---------- EXERCISE INPUT

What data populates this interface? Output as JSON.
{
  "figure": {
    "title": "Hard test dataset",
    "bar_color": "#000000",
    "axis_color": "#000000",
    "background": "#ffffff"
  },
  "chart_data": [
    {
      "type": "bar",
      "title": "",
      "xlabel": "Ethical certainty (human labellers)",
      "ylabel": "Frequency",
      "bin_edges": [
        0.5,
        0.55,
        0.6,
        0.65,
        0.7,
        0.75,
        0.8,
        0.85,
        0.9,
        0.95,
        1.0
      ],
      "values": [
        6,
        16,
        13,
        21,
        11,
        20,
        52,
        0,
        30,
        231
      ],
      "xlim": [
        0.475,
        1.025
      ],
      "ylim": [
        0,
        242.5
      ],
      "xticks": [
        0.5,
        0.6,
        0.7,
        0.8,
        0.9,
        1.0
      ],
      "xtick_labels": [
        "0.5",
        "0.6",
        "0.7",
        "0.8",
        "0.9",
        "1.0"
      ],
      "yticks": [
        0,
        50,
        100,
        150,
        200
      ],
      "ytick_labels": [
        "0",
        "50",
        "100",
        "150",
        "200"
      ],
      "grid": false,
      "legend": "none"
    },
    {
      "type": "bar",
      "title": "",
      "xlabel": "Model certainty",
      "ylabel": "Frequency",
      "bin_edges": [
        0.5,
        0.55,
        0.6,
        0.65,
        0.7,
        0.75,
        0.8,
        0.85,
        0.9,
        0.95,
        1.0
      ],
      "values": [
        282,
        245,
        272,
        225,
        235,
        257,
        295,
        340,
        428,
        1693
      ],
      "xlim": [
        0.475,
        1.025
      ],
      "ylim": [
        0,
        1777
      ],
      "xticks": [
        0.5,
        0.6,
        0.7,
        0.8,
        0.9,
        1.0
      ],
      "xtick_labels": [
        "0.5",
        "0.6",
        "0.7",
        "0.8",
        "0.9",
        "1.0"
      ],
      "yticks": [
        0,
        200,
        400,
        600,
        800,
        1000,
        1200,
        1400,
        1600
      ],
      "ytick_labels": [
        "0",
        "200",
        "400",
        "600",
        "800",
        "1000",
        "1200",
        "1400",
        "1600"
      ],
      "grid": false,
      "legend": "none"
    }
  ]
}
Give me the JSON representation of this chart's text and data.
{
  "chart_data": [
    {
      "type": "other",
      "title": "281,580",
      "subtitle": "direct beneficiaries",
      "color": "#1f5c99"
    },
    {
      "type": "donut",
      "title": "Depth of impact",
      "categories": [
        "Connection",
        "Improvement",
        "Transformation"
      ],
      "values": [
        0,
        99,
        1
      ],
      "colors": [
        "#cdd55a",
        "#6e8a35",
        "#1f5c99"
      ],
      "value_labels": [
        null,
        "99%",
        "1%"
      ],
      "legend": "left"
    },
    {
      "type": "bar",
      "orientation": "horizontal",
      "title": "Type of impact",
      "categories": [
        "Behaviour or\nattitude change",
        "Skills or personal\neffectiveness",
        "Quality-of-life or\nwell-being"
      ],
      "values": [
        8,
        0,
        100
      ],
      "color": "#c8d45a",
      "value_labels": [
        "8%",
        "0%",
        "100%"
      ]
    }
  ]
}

--------------------

• **WHAT IS EXPECTED**: Can you reproduce all the material exactly?

• **ANSWER IN FULL**:
What data populates this interface? Output as JSON.
{
  "figure": {
    "title": "Hard test dataset",
    "bar_color": "#000000",
    "axis_color": "#000000",
    "background": "#ffffff"
  },
  "chart_data": [
    {
      "type": "bar",
      "title": "",
      "xlabel": "Ethical certainty (human labellers)",
      "ylabel": "Frequency",
      "bin_edges": [
        0.5,
        0.55,
        0.6,
        0.65,
        0.7,
        0.75,
        0.8,
        0.85,
        0.9,
        0.95,
        1.0
      ],
      "values": [
        6,
        16,
        13,
        21,
        11,
        20,
        52,
        0,
        30,
        231
      ],
      "xlim": [
        0.475,
        1.025
      ],
      "ylim": [
        0,
        242.5
      ],
      "xticks": [
        0.5,
        0.6,
        0.7,
        0.8,
        0.9,
        1.0
      ],
      "xtick_labels": [
        "0.5",
        "0.6",
        "0.7",
        "0.8",
        "0.9",
        "1.0"
      ],
      "yticks": [
        0,
        50,
        100,
        150,
        200
      ],
      "ytick_labels": [
        "0",
        "50",
        "100",
        "150",
        "200"
      ],
      "grid": false,
      "legend": "none"
    },
    {
      "type": "bar",
      "title": "",
      "xlabel": "Model certainty",
      "ylabel": "Frequency",
      "bin_edges": [
        0.5,
        0.55,
        0.6,
        0.65,
        0.7,
        0.75,
        0.8,
        0.85,
        0.9,
        0.95,
        1.0
      ],
      "values": [
        282,
        245,
        272,
        225,
        235,
        257,
        295,
        340,
        428,
        1693
      ],
      "xlim": [
        0.475,
        1.025
      ],
      "ylim": [
        0,
        1777
      ],
      "xticks": [
        0.5,
        0.6,
        0.7,
        0.8,
        0.9,
        1.0
      ],
      "xtick_labels": [
        "0.5",
        "0.6",
        "0.7",
        "0.8",
        "0.9",
        "1.0"
      ],
      "yticks": [
        0,
        200,
        400,
        600,
        800,
        1000,
        1200,
        1400,
        1600
      ],
      "ytick_labels": [
        "0",
        "200",
        "400",
        "600",
        "800",
        "1000",
        "1200",
        "1400",
        "1600"
      ],
      "grid": false,
      "legend": "none"
    }
  ]
}
Give me the JSON representation of this chart's text and data.
{
  "chart_data": [
    {
      "type": "other",
      "title": "281,580",
      "subtitle": "direct beneficiaries",
      "color": "#1f5c99"
    },
    {
      "type": "donut",
      "title": "Depth of impact",
      "categories": [
        "Connection",
        "Improvement",
        "Transformation"
      ],
      "values": [
        0,
        99,
        1
      ],
      "colors": [
        "#cdd55a",
        "#6e8a35",
        "#1f5c99"
      ],
      "value_labels": [
        null,
        "99%",
        "1%"
      ],
      "legend": "left"
    },
    {
      "type": "bar",
      "orientation": "horizontal",
      "title": "Type of impact",
      "categories": [
        "Behaviour or\nattitude change",
        "Skills or personal\neffectiveness",
        "Quality-of-life or\nwell-being"
      ],
      "values": [
        8,
        0,
        100
      ],
      "color": "#c8d45a",
      "value_labels": [
        "8%",
        "0%",
        "100%"
      ]
    }
  ]
}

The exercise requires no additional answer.